Challenge: Copy the data below line for line without any changes, and leave out the picture.

◆ ◆ ◆

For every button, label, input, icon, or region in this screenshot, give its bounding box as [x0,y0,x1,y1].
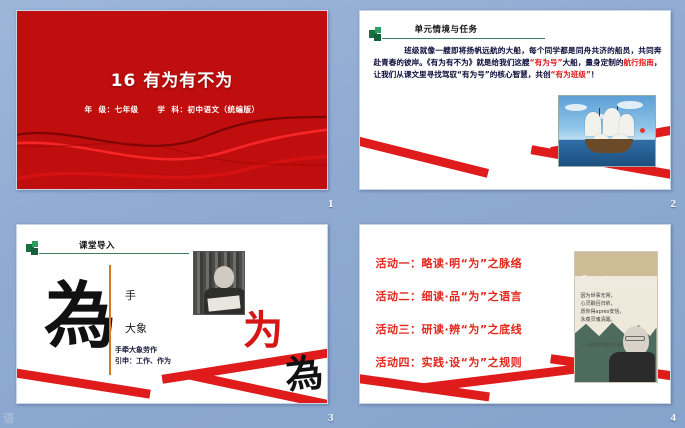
slide-3-class-intro[interactable]: 课堂导入 為 手 大象 手牵大象劳作 引申：工作、作为 为 為 [16,224,328,404]
cover-line-4: 永葆灵魂清醒。 [581,316,637,324]
gloss-elephant: 大象 [125,320,147,336]
slide-2-heading: 单元情境与任务 [415,23,478,35]
note-line-2: 引申：工作、作为 [115,356,171,367]
wave-decoration [17,11,327,189]
cover-line-3: 愿你得après安恬， [581,308,637,316]
slide-cell-3: 课堂导入 為 手 大象 手牵大象劳作 引申：工作、作为 为 為 3 语 [0,214,343,428]
slide-2-unit-context[interactable]: 单元情境与任务 班级就像一艘即将扬帆远航的大船，每个同学都是同舟共济的船员，共同… [359,10,671,190]
activity-list: 活动一：略读·明“为”之脉络活动二：细读·品“为”之语言活动三：研读·辨“为”之… [376,255,576,387]
ji-xianlin-portrait [193,251,245,315]
body-highlight-run: 航行指南 [623,58,653,67]
slide-1-subtitle-text: 年 级：七年级 学 科：初中语文（统编版） [17,104,327,115]
activity-item-3: 活动三：研读·辨“为”之底线 [376,321,576,337]
slide-cell-4: 活动一：略读·明“为”之脉络活动二：细读·品“为”之语言活动三：研读·辨“为”之… [343,214,685,428]
activity-item-2: 活动二：细读·品“为”之语言 [376,288,576,304]
body-run: 大船，量身定制的 [563,58,624,67]
slide-cell-2: 单元情境与任务 班级就像一艘即将扬帆远航的大船，每个同学都是同舟共济的船员，共同… [343,0,685,214]
slide-number-2: 2 [671,198,677,210]
ship-sun-icon [640,128,645,133]
body-highlight-run: “有为班级” [551,70,591,79]
gloss-hand: 手 [125,287,136,303]
book-cover-text: 因为世事无常， 心灵聊且归依， 愿你得après安恬， 永葆灵魂清醒。 [581,292,637,324]
slide-3-note: 手牵大象劳作 引申：工作、作为 [115,345,171,367]
activity-item-4: 活动四：实践·设“为”之规则 [376,354,576,370]
corner-glyph: 语 [3,410,14,426]
body-highlight-run: “有为号” [530,58,563,67]
slide-cell-1: 16 有为有不为 年 级：七年级 学 科：初中语文（统编版） 1 [0,0,343,214]
black-calligraphy-wei: 為 [283,353,325,395]
author-portrait-icon [609,324,655,382]
slide-2-body-text: 班级就像一艘即将扬帆远航的大船，每个同学都是同舟共济的船员，共同奔赴青春的彼岸。… [374,45,662,82]
slide-number-4: 4 [671,412,677,424]
note-line-1: 手牵大象劳作 [115,345,171,356]
slide-1-title[interactable]: 16 有为有不为 年 级：七年级 学 科：初中语文（统编版） [16,10,328,190]
green-square-marker-icon [369,27,384,42]
sailing-ship-photo [558,95,656,167]
book-cover-image: 因为世事无常， 心灵聊且归依， 愿你得après安恬， 永葆灵魂清醒。 ——纪念… [574,251,658,383]
slide-3-heading: 课堂导入 [79,239,115,251]
slide-4-activities[interactable]: 活动一：略读·明“为”之脉络活动二：细读·品“为”之语言活动三：研读·辨“为”之… [359,224,671,404]
heading-rule [382,38,545,39]
heading-rule [39,253,189,254]
cover-line-1: 因为世事无常， [581,292,637,300]
vertical-divider [109,265,111,375]
activity-item-1: 活动一：略读·明“为”之脉络 [376,255,576,271]
cover-line-2: 心灵聊且归依， [581,300,637,308]
slide-number-3: 3 [328,412,334,424]
red-calligraphy-wei: 为 [243,311,283,351]
slide-thumbnail-grid: 16 有为有不为 年 级：七年级 学 科：初中语文（统编版） 1 单元情境与任务… [0,0,685,428]
slide-number-1: 1 [328,198,334,210]
body-run: ！ [591,70,599,79]
ship-hull [585,139,633,153]
slide-1-title-text: 16 有为有不为 [17,66,327,91]
wave-soft-icon [17,129,327,189]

◆ ◆ ◆

Reply:
For every button, label, input, icon, or region in this screenshot, give its bounding box as [x0,y0,x1,y1].
slide-3-class-intro[interactable]: 课堂导入 為 手 大象 手牵大象劳作 引申：工作、作为 为 為 [16,224,328,404]
cover-line-4: 永葆灵魂清醒。 [581,316,637,324]
gloss-elephant: 大象 [125,320,147,336]
slide-2-heading: 单元情境与任务 [415,23,478,35]
note-line-2: 引申：工作、作为 [115,356,171,367]
wave-decoration [17,11,327,189]
cover-line-3: 愿你得après安恬， [581,308,637,316]
slide-cell-3: 课堂导入 為 手 大象 手牵大象劳作 引申：工作、作为 为 為 3 语 [0,214,343,428]
slide-2-unit-context[interactable]: 单元情境与任务 班级就像一艘即将扬帆远航的大船，每个同学都是同舟共济的船员，共同… [359,10,671,190]
activity-list: 活动一：略读·明“为”之脉络活动二：细读·品“为”之语言活动三：研读·辨“为”之… [376,255,576,387]
ji-xianlin-portrait [193,251,245,315]
body-highlight-run: 航行指南 [623,58,653,67]
slide-1-subtitle-text: 年 级：七年级 学 科：初中语文（统编版） [17,104,327,115]
activity-item-3: 活动三：研读·辨“为”之底线 [376,321,576,337]
slide-cell-4: 活动一：略读·明“为”之脉络活动二：细读·品“为”之语言活动三：研读·辨“为”之… [343,214,685,428]
activity-item-2: 活动二：细读·品“为”之语言 [376,288,576,304]
body-run: 大船，量身定制的 [563,58,624,67]
slide-cell-2: 单元情境与任务 班级就像一艘即将扬帆远航的大船，每个同学都是同舟共济的船员，共同… [343,0,685,214]
slide-number-2: 2 [671,198,677,210]
ship-sun-icon [640,128,645,133]
body-highlight-run: “有为班级” [551,70,591,79]
gloss-hand: 手 [125,287,136,303]
book-cover-text: 因为世事无常， 心灵聊且归依， 愿你得après安恬， 永葆灵魂清醒。 [581,292,637,324]
slide-3-note: 手牵大象劳作 引申：工作、作为 [115,345,171,367]
activity-item-4: 活动四：实践·设“为”之规则 [376,354,576,370]
corner-glyph: 语 [3,410,14,426]
body-highlight-run: “有为号” [530,58,563,67]
slide-cell-1: 16 有为有不为 年 级：七年级 学 科：初中语文（统编版） 1 [0,0,343,214]
black-calligraphy-wei: 為 [283,353,325,395]
author-portrait-icon [609,324,655,382]
slide-2-body-text: 班级就像一艘即将扬帆远航的大船，每个同学都是同舟共济的船员，共同奔赴青春的彼岸。… [374,45,662,82]
slide-number-4: 4 [671,412,677,424]
note-line-1: 手牵大象劳作 [115,345,171,356]
slide-1-title[interactable]: 16 有为有不为 年 级：七年级 学 科：初中语文（统编版） [16,10,328,190]
green-square-marker-icon [369,27,384,42]
sailing-ship-photo [558,95,656,167]
book-cover-image: 因为世事无常， 心灵聊且归依， 愿你得après安恬， 永葆灵魂清醒。 ——纪念… [574,251,658,383]
slide-3-heading: 课堂导入 [79,239,115,251]
slide-4-activities[interactable]: 活动一：略读·明“为”之脉络活动二：细读·品“为”之语言活动三：研读·辨“为”之… [359,224,671,404]
heading-rule [382,38,545,39]
heading-rule [39,253,189,254]
cover-line-1: 因为世事无常， [581,292,637,300]
vertical-divider [109,265,111,375]
activity-item-1: 活动一：略读·明“为”之脉络 [376,255,576,271]
cover-line-2: 心灵聊且归依， [581,300,637,308]
slide-number-3: 3 [328,412,334,424]
red-calligraphy-wei: 为 [243,311,283,351]
slide-thumbnail-grid: 16 有为有不为 年 级：七年级 学 科：初中语文（统编版） 1 单元情境与任务… [0,0,685,428]
slide-number-1: 1 [328,198,334,210]
body-run: ！ [591,70,599,79]
ship-hull [585,139,633,153]
slide-1-title-text: 16 有为有不为 [17,66,327,91]
wave-soft-icon [17,129,327,189]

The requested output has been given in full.